Data entries
####

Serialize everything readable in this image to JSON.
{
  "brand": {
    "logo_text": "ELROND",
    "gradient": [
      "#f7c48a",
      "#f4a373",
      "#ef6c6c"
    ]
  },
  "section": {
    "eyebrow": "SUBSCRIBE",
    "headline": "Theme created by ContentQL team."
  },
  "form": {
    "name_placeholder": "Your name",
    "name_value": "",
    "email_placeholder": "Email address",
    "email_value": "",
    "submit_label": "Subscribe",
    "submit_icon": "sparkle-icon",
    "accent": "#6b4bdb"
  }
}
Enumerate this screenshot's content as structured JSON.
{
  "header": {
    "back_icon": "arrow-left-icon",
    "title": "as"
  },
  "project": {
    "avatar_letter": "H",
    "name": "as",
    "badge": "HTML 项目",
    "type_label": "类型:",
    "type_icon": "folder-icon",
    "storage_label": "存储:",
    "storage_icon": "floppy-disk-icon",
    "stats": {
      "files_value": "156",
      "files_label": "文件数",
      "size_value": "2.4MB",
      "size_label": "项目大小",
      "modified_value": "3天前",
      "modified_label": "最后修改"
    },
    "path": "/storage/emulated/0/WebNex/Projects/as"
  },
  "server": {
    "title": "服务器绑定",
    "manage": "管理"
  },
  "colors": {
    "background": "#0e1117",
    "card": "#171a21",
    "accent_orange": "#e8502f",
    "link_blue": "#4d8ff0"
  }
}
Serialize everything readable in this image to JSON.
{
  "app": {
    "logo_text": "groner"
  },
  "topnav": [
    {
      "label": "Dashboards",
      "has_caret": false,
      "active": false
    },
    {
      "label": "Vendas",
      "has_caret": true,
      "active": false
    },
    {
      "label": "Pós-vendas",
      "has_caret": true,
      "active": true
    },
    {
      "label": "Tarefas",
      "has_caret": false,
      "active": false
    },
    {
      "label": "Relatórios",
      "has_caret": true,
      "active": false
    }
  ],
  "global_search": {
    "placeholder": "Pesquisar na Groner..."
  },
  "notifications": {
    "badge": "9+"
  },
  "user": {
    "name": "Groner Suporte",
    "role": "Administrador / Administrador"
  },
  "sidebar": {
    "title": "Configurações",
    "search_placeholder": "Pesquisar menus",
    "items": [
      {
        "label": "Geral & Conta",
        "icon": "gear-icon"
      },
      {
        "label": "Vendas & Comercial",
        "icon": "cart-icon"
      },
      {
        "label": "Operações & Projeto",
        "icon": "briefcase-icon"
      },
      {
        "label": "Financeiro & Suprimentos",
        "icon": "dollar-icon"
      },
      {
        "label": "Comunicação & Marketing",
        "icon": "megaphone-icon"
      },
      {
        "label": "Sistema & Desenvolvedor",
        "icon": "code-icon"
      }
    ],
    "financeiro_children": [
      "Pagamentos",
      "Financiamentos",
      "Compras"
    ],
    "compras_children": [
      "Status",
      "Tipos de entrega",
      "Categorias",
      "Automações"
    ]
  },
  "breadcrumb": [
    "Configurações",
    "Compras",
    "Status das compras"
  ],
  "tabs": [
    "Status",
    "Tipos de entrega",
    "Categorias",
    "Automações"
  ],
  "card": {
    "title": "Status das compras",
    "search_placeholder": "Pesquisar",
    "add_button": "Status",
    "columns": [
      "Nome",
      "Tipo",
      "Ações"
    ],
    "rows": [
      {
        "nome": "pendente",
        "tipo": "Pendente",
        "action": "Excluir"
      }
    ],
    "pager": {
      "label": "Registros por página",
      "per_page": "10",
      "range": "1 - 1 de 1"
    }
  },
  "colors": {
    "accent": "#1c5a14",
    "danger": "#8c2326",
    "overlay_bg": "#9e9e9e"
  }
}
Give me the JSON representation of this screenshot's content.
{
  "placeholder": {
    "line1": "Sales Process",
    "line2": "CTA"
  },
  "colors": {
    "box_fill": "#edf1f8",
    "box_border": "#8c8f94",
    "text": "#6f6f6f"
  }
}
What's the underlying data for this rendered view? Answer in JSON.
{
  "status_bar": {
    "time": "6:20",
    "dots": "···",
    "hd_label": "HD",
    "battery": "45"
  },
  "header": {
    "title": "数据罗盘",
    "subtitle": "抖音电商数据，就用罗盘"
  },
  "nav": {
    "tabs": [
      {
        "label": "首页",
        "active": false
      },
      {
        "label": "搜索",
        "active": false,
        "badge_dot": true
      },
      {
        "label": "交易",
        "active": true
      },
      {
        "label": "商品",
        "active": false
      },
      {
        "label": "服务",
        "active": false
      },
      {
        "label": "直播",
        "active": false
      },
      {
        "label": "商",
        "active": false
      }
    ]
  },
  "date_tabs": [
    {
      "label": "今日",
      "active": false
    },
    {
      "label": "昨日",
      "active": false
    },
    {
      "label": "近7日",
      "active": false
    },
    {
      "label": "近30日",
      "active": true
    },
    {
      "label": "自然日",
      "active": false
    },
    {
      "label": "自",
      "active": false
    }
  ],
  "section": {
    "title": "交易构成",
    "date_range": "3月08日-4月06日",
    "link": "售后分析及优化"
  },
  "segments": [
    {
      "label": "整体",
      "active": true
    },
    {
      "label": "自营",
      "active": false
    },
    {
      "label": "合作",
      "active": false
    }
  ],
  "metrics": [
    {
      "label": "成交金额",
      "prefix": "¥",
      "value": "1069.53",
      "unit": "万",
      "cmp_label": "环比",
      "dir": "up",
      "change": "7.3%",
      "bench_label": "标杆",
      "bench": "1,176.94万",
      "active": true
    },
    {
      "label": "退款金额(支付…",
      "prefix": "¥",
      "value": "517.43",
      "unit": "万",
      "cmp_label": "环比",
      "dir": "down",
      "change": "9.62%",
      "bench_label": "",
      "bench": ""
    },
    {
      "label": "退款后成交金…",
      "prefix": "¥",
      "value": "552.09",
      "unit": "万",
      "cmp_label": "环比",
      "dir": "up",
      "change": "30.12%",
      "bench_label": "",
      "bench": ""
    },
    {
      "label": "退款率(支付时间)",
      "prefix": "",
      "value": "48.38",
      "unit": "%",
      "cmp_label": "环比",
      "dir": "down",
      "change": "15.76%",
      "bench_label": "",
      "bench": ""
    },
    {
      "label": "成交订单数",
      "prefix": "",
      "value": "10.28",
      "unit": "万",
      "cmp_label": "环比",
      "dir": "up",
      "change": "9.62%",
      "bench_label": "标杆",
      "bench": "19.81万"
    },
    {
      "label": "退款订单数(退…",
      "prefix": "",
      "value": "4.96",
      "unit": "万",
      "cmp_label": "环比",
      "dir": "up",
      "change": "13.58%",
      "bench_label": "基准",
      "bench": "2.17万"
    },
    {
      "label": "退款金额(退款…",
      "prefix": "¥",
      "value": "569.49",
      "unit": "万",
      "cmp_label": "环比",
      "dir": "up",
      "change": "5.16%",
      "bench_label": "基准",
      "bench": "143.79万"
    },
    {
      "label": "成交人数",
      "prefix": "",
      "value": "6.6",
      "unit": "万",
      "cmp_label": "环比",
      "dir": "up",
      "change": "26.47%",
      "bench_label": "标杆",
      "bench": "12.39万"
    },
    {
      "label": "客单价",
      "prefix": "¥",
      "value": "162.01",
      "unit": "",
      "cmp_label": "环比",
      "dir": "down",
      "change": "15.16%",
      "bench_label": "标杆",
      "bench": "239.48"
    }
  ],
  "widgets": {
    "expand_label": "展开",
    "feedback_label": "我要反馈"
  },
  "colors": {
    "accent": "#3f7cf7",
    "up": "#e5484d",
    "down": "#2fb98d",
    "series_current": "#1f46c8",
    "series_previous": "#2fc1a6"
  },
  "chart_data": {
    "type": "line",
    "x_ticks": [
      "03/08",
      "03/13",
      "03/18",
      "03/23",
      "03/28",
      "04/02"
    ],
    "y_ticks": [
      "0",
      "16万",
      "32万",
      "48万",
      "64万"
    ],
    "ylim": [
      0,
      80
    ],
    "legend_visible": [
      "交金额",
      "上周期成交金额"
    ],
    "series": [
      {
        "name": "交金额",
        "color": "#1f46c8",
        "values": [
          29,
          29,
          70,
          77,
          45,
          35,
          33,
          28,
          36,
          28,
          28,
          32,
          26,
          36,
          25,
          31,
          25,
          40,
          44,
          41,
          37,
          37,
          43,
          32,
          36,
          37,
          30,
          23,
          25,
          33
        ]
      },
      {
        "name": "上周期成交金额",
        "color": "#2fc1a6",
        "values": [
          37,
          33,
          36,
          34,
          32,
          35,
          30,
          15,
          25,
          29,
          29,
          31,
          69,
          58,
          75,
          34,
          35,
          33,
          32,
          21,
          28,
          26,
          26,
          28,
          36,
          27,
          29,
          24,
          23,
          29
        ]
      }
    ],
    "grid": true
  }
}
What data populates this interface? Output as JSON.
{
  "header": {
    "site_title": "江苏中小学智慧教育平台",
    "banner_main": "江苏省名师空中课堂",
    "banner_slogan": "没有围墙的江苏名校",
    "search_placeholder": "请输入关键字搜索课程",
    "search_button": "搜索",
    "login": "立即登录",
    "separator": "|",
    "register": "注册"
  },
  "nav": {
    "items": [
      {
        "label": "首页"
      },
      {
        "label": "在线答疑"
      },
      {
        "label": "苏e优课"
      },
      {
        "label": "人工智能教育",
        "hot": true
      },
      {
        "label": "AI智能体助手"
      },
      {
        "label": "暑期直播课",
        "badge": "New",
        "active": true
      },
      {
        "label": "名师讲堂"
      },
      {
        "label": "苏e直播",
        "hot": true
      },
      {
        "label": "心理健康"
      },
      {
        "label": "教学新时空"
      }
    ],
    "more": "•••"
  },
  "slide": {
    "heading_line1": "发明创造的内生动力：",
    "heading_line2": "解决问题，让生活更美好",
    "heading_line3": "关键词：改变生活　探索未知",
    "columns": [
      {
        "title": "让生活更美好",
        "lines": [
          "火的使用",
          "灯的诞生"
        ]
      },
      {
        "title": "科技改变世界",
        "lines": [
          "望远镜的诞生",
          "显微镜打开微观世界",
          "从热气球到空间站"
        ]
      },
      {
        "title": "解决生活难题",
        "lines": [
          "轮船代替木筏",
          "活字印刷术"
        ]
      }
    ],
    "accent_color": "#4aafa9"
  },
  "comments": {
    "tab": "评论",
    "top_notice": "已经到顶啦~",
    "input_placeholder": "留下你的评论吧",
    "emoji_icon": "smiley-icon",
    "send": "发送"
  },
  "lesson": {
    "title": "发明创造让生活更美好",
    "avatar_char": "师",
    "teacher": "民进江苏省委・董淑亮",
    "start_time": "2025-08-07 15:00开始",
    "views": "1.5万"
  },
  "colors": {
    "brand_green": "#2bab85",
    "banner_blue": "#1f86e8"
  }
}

####

> **AIM**
Write out again, unchanged, every line from the line containing "What data populates" to the final line of the material above.

> **ANSWER FOR THE TASK**
What data populates this interface? Output as JSON.
{
  "header": {
    "site_title": "江苏中小学智慧教育平台",
    "banner_main": "江苏省名师空中课堂",
    "banner_slogan": "没有围墙的江苏名校",
    "search_placeholder": "请输入关键字搜索课程",
    "search_button": "搜索",
    "login": "立即登录",
    "separator": "|",
    "register": "注册"
  },
  "nav": {
    "items": [
      {
        "label": "首页"
      },
      {
        "label": "在线答疑"
      },
      {
        "label": "苏e优课"
      },
      {
        "label": "人工智能教育",
        "hot": true
      },
      {
        "label": "AI智能体助手"
      },
      {
        "label": "暑期直播课",
        "badge": "New",
        "active": true
      },
      {
        "label": "名师讲堂"
      },
      {
        "label": "苏e直播",
        "hot": true
      },
      {
        "label": "心理健康"
      },
      {
        "label": "教学新时空"
      }
    ],
    "more": "•••"
  },
  "slide": {
    "heading_line1": "发明创造的内生动力：",
    "heading_line2": "解决问题，让生活更美好",
    "heading_line3": "关键词：改变生活　探索未知",
    "columns": [
      {
        "title": "让生活更美好",
        "lines": [
          "火的使用",
          "灯的诞生"
        ]
      },
      {
        "title": "科技改变世界",
        "lines": [
          "望远镜的诞生",
          "显微镜打开微观世界",
          "从热气球到空间站"
        ]
      },
      {
        "title": "解决生活难题",
        "lines": [
          "轮船代替木筏",
          "活字印刷术"
        ]
      }
    ],
    "accent_color": "#4aafa9"
  },
  "comments": {
    "tab": "评论",
    "top_notice": "已经到顶啦~",
    "input_placeholder": "留下你的评论吧",
    "emoji_icon": "smiley-icon",
    "send": "发送"
  },
  "lesson": {
    "title": "发明创造让生活更美好",
    "avatar_char": "师",
    "teacher": "民进江苏省委・董淑亮",
    "start_time": "2025-08-07 15:00开始",
    "views": "1.5万"
  },
  "colors": {
    "brand_green": "#2bab85",
    "banner_blue": "#1f86e8"
  }
}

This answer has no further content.